◆ ENUNCIADO 1 ◆
No trecho sobre mulheres e finanças, o dinheiro dá liberdade de escolher o quê? Liste todas as escolhas citadas.

◆ TRECHO DO DOCUMENTO ◆
------------------------------------------------

Mulheres são maioria entre os endividados e minoria entre investidores do mercado financeiro. Essas são consequências da delegação do controle sobre o próprio recurso?

O Brasil é um país que não olha para educação financeira. E a gente sabe o quanto isso impacta e tem consequências na vida adulta. Uma pessoa que não tem nenhuma visão de finanças enquanto criança, quando chega na vida adulta, simplesmente recebe o dinheiro e gasta. Mesmo que fale que quando ganhar mais vai conseguir guardar, quando ela ganha mais ela gasta mais também. Mulheres já têm menos educação do que os homens quando a gente fala de finanças. Naturalmente, elas acabam também tendo a consequência de serem mais endividadas. As mulheres são responsáveis por 80% do consumo no Brasil. Tudo que há em uma casa, em uma família, normalmente são mulheres que decidem se vão comprar ou não, por isso somos consideradas superconsumistas. A gente precisa pensar que temos algumas coisas para consumir, mas refletir se aquilo é essencial. Quando a gente não olha para isso, só está gastando no cartão de crédito, a gente não está vendo o que está saindo pelo ralo. A gente precisa de um norte, do tipo “quero estudar fora do país”, “quero garantir os estudos dos meus filhos até X anos”. Coloque objetivos de médio prazo, de curto e de longo prazo, para que toda vez que for gastar lembre daquele objetivo, que seu propósito com o seu dinheiro é muito maior do que gastar de forma impulsiva. As comunicações, o próprio Instagram é feito para mulheres gastarem. A gente precisa de autoconhecimento.

Você que já assessorou muitas mulheres, o que percebeu naquelas que começaram a tomar conta das próprias finanças?

Elas passam a se tornar investidoras, olhando de médio e longo prazo, elas se sentem poderosas, sentem-se podendo tudo. É muito bacana a construção dessa mulher investidora. Quando a gente atinge uma meta, mesmo que pequena, o nosso cérebro manda para a gente uma mensagem. Esse estímulo te faz ganhar segurança e ver que você pode tomar decisões muito mais assertivas, ter uma liberdade. Porque o dinheiro te dá liberdade de escolher estar onde você quiser, escolher estar nesse emprego, escolher estar nesse casamento, escolher viajar para tal lugar. A questão de ter o poder da escolha traz uma visão completamente diferente. Investindo, elas sentem que estão no controle da própria vida.

Existe no mercado financeiro e na sociedade a ideia de que mulheres têm perfil de investimento mais conservador. Isso é verdade? Qual o perfil de fato que você observa nas mulheres?

------------------------------------------------

◆ REGISTROS DA TAREFA ◆
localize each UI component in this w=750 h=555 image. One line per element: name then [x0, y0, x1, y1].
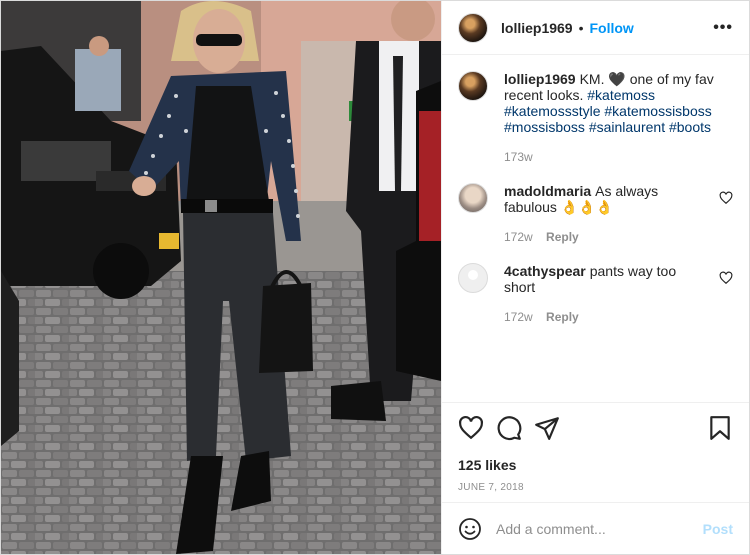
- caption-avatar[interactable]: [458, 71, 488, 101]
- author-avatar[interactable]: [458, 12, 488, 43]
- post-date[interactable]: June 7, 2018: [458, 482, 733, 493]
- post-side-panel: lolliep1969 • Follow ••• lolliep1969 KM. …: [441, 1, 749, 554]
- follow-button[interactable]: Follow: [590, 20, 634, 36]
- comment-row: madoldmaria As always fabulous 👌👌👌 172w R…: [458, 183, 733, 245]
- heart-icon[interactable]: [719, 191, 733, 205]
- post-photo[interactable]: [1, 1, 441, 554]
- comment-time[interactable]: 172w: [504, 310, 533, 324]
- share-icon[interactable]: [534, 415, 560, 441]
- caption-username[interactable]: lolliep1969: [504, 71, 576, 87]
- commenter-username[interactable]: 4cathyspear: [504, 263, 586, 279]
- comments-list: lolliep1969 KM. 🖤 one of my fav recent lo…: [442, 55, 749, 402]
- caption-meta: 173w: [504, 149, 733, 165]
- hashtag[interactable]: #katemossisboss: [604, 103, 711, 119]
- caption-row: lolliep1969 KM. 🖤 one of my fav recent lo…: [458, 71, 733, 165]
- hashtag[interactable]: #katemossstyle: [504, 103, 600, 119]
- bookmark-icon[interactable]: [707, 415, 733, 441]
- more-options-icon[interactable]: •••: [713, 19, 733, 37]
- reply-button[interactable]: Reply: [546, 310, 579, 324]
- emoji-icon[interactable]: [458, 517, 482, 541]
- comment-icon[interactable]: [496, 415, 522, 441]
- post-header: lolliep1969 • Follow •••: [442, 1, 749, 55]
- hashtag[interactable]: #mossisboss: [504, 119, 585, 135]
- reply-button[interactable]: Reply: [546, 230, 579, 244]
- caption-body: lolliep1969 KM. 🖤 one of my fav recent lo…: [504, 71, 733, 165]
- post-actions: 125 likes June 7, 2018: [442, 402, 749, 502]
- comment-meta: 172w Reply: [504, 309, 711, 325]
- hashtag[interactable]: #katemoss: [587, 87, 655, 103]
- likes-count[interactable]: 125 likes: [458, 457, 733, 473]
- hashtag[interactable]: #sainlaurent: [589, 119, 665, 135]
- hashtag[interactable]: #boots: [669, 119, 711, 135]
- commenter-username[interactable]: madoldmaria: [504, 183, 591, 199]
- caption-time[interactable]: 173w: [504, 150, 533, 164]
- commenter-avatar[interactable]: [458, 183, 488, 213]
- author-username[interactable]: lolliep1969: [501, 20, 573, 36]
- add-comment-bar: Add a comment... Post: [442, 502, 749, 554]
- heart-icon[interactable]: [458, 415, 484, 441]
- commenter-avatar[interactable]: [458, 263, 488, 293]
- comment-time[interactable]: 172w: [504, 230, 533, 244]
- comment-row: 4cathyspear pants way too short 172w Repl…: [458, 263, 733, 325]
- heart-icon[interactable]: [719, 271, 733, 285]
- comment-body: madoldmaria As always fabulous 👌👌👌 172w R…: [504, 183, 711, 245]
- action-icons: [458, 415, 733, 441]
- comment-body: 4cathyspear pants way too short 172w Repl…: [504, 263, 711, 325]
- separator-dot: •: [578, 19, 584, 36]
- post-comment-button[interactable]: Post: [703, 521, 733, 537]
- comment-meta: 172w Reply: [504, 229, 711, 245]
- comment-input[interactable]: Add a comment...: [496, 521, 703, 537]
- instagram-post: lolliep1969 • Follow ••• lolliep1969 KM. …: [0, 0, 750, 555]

------------------------------------------------

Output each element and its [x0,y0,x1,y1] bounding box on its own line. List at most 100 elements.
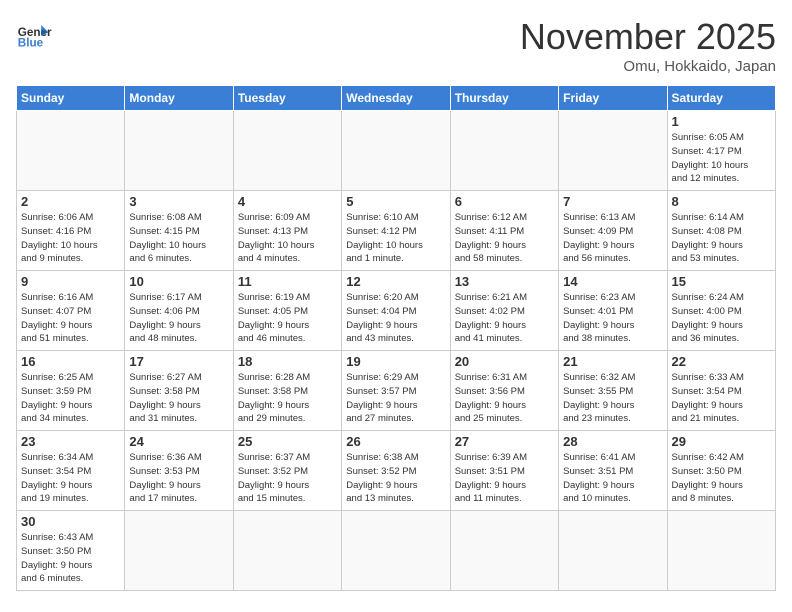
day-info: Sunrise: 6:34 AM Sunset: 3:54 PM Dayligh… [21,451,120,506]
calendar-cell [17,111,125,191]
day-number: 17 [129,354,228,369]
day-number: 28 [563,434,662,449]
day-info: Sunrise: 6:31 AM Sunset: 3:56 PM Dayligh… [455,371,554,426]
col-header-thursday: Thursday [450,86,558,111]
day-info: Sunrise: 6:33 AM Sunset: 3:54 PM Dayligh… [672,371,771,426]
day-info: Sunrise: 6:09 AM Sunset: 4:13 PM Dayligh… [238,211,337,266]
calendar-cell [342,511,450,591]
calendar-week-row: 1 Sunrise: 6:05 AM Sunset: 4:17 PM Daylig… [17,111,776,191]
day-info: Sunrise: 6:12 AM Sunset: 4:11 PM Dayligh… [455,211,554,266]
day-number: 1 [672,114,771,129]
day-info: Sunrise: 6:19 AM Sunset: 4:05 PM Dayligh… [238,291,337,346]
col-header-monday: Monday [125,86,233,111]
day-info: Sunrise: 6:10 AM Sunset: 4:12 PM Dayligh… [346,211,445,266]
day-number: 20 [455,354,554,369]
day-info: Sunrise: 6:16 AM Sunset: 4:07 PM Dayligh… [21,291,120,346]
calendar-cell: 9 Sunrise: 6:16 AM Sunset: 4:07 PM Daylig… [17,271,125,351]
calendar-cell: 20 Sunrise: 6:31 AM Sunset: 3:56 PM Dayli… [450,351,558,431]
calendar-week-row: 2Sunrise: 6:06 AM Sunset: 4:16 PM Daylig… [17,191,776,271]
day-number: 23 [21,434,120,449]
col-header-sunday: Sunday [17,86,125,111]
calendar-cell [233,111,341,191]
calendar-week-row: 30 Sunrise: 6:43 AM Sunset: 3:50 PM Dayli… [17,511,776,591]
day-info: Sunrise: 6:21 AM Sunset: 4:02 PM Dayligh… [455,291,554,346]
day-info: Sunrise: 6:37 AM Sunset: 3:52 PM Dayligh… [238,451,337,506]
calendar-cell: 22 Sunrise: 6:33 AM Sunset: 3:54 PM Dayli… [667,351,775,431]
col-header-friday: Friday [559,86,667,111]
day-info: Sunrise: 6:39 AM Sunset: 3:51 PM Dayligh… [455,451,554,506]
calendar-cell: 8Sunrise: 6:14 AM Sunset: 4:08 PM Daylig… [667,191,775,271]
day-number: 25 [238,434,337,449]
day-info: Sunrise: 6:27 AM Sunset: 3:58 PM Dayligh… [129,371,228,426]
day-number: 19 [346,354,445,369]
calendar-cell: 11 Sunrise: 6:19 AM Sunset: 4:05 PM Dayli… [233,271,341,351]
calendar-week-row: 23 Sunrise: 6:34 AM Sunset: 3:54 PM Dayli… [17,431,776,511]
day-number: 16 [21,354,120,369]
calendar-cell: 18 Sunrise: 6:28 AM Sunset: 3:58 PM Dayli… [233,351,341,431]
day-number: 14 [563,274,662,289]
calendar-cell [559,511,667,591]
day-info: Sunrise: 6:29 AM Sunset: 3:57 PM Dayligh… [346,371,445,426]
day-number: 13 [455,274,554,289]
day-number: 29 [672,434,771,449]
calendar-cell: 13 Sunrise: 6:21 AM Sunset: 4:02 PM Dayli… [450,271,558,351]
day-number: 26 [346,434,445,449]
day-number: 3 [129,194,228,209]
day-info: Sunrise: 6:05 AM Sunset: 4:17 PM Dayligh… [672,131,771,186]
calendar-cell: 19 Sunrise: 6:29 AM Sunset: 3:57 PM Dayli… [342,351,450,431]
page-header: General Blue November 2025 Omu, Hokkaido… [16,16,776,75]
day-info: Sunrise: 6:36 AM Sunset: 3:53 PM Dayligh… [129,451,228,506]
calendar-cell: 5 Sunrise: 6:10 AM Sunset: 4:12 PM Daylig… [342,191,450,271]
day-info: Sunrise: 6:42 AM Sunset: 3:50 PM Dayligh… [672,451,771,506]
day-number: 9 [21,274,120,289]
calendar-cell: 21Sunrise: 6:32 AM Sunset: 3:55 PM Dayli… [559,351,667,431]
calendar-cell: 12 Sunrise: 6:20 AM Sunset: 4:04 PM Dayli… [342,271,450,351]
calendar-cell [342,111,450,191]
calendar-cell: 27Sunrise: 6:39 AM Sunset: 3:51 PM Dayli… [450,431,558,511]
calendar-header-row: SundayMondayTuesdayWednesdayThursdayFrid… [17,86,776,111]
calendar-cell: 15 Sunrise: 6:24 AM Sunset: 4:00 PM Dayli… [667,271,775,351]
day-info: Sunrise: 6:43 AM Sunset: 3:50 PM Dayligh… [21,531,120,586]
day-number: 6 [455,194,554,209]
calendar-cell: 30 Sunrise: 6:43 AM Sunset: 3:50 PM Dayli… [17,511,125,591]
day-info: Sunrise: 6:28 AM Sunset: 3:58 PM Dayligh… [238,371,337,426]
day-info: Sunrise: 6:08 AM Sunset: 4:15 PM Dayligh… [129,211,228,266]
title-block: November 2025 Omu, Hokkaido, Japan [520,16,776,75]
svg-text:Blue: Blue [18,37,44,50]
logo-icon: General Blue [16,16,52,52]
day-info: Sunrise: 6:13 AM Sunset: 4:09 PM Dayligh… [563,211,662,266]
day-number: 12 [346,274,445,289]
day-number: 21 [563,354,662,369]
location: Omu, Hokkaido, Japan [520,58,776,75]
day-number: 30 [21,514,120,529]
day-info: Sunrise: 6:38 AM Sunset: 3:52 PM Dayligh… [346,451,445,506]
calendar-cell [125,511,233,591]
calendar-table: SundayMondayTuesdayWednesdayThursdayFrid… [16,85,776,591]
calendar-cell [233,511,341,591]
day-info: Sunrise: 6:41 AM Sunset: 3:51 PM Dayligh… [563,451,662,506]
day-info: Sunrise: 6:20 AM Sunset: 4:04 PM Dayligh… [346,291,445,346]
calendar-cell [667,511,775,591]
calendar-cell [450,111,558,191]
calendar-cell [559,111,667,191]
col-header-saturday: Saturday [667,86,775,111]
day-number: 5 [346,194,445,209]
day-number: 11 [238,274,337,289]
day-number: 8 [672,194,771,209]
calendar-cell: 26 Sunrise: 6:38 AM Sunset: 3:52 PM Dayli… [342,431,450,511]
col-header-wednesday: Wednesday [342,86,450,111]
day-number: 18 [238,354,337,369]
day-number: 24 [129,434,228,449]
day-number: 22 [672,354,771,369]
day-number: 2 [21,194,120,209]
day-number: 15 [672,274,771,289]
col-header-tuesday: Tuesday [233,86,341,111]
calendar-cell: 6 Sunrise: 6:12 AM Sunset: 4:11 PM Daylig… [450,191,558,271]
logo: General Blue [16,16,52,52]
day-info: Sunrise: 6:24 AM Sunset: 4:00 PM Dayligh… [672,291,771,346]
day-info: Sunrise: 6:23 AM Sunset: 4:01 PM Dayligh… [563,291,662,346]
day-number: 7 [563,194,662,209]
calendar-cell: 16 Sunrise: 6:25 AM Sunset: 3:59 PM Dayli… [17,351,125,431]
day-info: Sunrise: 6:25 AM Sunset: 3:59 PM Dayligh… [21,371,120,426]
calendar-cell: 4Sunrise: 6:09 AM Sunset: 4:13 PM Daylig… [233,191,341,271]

------------------------------------------------

◆ ENUNCIADO 2 ◆
Redigite os registros da linha com "day-info: Sunrise: 6:34" até a linha com "col-header-monday: Monday [125,86,233,111]", incluindo as duas.

◆ RESOLUÇÃO 1 ◆
- estar onde você quiser
- estar nesse emprego
- estar nesse casamento
- viajar para tal lugar

◆ RESOLUÇÃO 2 ◆
day-info: Sunrise: 6:34 AM Sunset: 3:54 PM Dayligh… [21,451,120,506]
calendar-cell [17,111,125,191]
day-number: 17 [129,354,228,369]
day-number: 28 [563,434,662,449]
day-info: Sunrise: 6:31 AM Sunset: 3:56 PM Dayligh… [455,371,554,426]
col-header-thursday: Thursday [450,86,558,111]
day-info: Sunrise: 6:33 AM Sunset: 3:54 PM Dayligh… [672,371,771,426]
day-info: Sunrise: 6:09 AM Sunset: 4:13 PM Dayligh… [238,211,337,266]
calendar-cell [342,511,450,591]
calendar-week-row: 1 Sunrise: 6:05 AM Sunset: 4:17 PM Daylig… [17,111,776,191]
day-info: Sunrise: 6:12 AM Sunset: 4:11 PM Dayligh… [455,211,554,266]
day-number: 1 [672,114,771,129]
day-info: Sunrise: 6:19 AM Sunset: 4:05 PM Dayligh… [238,291,337,346]
col-header-monday: Monday [125,86,233,111]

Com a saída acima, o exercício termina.